• What is asked:
Give the data as a JSON list of strings, one per line. Start with the first line of the data and stop after the line containing "Annotate this image: element", skipping blank lines and leaving out the pictures.

++++++++

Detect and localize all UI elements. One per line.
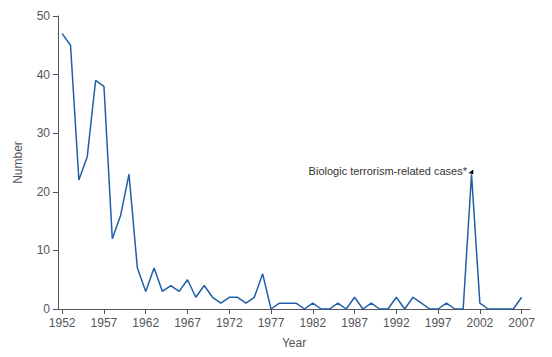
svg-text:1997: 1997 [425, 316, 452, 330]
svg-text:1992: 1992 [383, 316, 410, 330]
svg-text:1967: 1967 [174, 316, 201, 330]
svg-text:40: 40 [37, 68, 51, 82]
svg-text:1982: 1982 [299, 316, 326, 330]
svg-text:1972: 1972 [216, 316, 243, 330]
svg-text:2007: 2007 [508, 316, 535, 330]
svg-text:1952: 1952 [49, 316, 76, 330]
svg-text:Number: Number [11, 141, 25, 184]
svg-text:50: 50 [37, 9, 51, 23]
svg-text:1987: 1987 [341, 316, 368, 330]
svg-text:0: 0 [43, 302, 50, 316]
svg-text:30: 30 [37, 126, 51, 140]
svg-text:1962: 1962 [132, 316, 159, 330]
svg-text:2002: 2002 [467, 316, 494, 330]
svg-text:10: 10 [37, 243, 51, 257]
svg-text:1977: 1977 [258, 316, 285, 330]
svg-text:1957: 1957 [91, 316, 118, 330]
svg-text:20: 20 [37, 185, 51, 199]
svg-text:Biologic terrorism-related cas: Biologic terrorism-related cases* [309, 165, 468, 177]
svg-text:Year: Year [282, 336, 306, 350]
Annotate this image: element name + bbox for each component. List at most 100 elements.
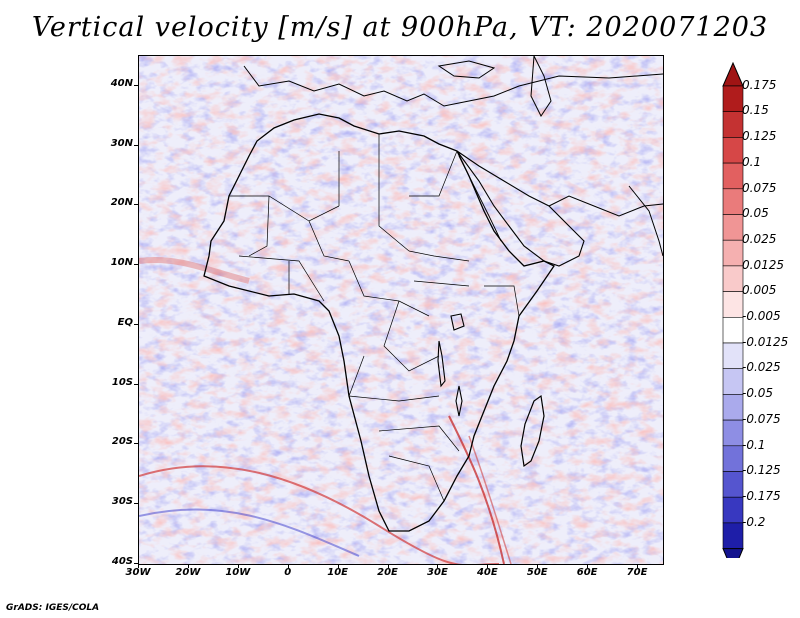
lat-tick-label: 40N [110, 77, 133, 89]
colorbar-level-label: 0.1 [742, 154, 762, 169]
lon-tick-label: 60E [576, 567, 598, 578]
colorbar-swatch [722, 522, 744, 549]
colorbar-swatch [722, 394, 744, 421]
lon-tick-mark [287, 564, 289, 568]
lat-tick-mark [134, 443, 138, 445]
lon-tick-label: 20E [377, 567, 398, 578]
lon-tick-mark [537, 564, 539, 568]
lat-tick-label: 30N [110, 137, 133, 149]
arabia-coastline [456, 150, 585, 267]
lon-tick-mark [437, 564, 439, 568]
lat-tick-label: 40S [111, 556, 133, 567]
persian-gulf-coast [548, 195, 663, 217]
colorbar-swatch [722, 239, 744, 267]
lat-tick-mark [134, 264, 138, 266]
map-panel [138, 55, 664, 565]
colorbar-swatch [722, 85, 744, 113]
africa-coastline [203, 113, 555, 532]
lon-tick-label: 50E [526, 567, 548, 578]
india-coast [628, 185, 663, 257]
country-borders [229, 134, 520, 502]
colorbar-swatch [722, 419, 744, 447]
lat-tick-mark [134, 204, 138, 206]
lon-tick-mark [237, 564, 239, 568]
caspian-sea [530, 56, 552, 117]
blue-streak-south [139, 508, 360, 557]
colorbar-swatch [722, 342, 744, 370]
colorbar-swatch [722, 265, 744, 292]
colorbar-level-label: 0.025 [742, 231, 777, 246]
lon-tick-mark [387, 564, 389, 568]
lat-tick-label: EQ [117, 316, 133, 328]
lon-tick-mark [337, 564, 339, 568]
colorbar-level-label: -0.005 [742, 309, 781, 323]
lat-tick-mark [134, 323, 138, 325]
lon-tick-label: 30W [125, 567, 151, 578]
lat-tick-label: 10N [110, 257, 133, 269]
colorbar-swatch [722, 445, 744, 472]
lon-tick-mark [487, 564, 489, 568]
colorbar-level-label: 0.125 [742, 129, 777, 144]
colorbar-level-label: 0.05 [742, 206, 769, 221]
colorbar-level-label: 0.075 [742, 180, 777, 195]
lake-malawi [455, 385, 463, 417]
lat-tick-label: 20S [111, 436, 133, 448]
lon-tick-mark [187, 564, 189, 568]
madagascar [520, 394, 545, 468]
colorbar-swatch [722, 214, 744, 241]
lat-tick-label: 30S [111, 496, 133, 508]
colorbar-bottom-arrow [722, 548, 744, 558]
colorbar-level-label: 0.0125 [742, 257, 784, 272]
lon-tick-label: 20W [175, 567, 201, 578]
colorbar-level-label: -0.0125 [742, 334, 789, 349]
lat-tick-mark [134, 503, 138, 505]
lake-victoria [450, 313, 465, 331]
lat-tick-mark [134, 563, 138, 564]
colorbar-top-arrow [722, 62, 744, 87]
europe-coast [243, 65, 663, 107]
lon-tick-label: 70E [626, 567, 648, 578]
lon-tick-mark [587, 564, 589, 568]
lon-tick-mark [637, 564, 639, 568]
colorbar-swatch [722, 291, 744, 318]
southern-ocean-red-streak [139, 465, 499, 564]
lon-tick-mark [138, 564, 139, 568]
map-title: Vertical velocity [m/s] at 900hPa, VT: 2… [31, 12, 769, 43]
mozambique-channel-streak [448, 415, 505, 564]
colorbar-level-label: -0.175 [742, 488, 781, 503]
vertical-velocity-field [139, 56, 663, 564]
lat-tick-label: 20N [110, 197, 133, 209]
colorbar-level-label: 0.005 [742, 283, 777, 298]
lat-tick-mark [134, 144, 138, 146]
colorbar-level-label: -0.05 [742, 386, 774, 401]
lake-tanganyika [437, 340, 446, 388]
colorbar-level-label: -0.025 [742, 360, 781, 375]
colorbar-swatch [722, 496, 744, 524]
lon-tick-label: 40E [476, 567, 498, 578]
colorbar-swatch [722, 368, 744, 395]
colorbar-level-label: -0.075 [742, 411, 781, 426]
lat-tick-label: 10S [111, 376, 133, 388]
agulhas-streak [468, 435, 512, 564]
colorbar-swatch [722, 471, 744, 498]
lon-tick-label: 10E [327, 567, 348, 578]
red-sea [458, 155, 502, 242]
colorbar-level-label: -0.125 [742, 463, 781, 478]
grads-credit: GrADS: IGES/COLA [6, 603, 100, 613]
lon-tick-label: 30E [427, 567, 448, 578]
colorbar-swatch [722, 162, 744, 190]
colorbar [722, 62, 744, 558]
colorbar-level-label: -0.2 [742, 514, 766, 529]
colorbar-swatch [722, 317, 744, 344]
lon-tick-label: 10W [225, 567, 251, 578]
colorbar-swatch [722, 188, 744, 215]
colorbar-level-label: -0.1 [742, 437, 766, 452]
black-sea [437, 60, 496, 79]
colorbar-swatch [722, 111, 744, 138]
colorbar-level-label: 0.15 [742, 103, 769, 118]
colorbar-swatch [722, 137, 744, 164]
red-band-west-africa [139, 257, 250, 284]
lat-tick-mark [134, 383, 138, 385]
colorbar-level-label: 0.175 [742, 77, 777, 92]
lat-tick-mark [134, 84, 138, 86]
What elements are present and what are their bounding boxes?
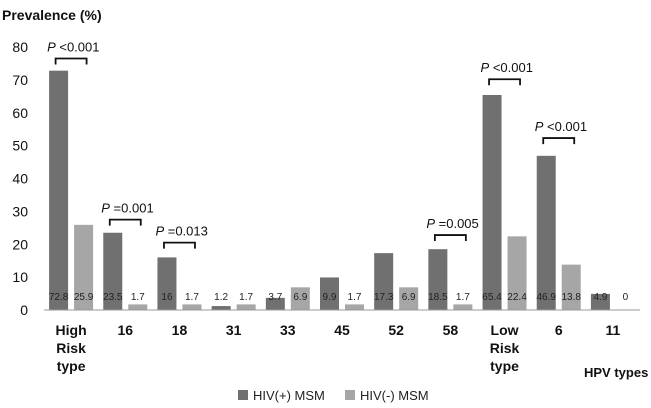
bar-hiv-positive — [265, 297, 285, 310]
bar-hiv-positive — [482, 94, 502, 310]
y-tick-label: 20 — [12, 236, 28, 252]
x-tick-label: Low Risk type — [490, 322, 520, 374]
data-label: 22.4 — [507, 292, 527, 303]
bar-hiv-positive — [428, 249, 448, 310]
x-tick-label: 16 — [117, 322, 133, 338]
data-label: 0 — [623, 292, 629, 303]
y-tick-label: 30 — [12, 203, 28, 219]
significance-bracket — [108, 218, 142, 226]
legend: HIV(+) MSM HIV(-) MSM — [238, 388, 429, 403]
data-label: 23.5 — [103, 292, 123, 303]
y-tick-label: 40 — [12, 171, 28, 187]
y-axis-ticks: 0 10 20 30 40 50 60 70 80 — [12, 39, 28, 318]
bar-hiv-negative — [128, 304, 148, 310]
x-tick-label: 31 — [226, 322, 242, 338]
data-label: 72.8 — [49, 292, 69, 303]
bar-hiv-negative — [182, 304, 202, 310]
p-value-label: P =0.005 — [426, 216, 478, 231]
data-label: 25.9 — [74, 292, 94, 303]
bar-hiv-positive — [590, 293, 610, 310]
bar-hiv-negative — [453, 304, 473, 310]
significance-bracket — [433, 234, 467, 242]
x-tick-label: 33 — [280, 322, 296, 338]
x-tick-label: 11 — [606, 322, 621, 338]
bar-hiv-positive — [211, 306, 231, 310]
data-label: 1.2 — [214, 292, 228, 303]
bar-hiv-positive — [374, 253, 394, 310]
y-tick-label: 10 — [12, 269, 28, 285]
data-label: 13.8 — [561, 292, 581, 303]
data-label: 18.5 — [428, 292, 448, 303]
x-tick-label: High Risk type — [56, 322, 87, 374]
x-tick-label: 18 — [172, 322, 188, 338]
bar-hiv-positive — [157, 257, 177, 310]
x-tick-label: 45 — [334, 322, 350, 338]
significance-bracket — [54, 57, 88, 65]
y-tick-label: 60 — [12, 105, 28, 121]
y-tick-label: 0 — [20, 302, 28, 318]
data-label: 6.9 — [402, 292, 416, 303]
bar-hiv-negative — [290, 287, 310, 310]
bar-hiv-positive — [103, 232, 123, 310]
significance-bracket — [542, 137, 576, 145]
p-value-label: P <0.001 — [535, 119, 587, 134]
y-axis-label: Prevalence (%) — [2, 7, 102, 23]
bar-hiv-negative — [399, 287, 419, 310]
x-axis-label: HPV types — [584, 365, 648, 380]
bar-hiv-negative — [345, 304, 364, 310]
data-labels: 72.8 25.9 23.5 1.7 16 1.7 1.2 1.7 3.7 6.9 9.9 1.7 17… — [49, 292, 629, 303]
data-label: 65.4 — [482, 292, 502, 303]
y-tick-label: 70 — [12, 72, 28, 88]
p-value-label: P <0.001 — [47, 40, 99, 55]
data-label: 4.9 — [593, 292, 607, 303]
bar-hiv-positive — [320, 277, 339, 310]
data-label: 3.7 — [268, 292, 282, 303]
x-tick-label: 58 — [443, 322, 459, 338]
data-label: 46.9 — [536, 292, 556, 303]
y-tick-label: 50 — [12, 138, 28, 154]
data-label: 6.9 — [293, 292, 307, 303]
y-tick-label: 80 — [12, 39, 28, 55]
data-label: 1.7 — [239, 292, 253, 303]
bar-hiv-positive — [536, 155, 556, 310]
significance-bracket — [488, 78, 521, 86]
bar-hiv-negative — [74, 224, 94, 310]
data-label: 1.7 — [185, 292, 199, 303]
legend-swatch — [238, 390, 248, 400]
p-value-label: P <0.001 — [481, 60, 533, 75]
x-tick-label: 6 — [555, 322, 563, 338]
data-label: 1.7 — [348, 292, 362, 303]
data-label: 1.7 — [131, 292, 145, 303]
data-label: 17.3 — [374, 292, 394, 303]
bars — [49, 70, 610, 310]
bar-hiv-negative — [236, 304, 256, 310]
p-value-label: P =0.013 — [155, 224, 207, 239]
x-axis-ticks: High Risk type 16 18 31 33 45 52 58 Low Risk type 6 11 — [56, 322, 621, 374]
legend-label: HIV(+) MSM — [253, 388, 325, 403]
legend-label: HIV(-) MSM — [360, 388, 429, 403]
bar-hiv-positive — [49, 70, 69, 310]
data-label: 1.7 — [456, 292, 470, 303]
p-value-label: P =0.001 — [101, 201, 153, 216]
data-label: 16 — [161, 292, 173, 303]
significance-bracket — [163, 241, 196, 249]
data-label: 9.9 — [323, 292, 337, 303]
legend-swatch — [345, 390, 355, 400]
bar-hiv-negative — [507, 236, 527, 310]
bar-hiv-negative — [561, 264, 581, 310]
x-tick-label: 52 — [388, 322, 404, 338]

++++++++

• Answer to the task:
[
  "Detect and localize all UI elements. One per line.",
  "svg-text:1997: 1997 [425, 316, 452, 330]",
  "svg-text:1992: 1992 [383, 316, 410, 330]",
  "svg-text:1967: 1967 [174, 316, 201, 330]",
  "svg-text:40: 40 [37, 68, 51, 82]",
  "svg-text:1982: 1982 [299, 316, 326, 330]",
  "svg-text:1972: 1972 [216, 316, 243, 330]",
  "svg-text:2007: 2007 [508, 316, 535, 330]",
  "svg-text:1952: 1952 [49, 316, 76, 330]",
  "svg-text:Number: Number [11, 141, 25, 184]",
  "svg-text:50: 50 [37, 9, 51, 23]",
  "svg-text:1987: 1987 [341, 316, 368, 330]",
  "svg-text:0: 0 [43, 302, 50, 316]",
  "svg-text:30: 30 [37, 126, 51, 140]",
  "svg-text:1962: 1962 [132, 316, 159, 330]",
  "svg-text:2002: 2002 [467, 316, 494, 330]",
  "svg-text:10: 10 [37, 243, 51, 257]",
  "svg-text:1977: 1977 [258, 316, 285, 330]",
  "svg-text:1957: 1957 [91, 316, 118, 330]",
  "svg-text:20: 20 [37, 185, 51, 199]",
  "svg-text:Biologic terrorism-related cas: Biologic terrorism-related cases* [309, 165, 468, 177]",
  "svg-text:Year: Year [282, 336, 306, 350]",
  "Annotate this image: element name + bbox for each component. List at most 100 elements."
]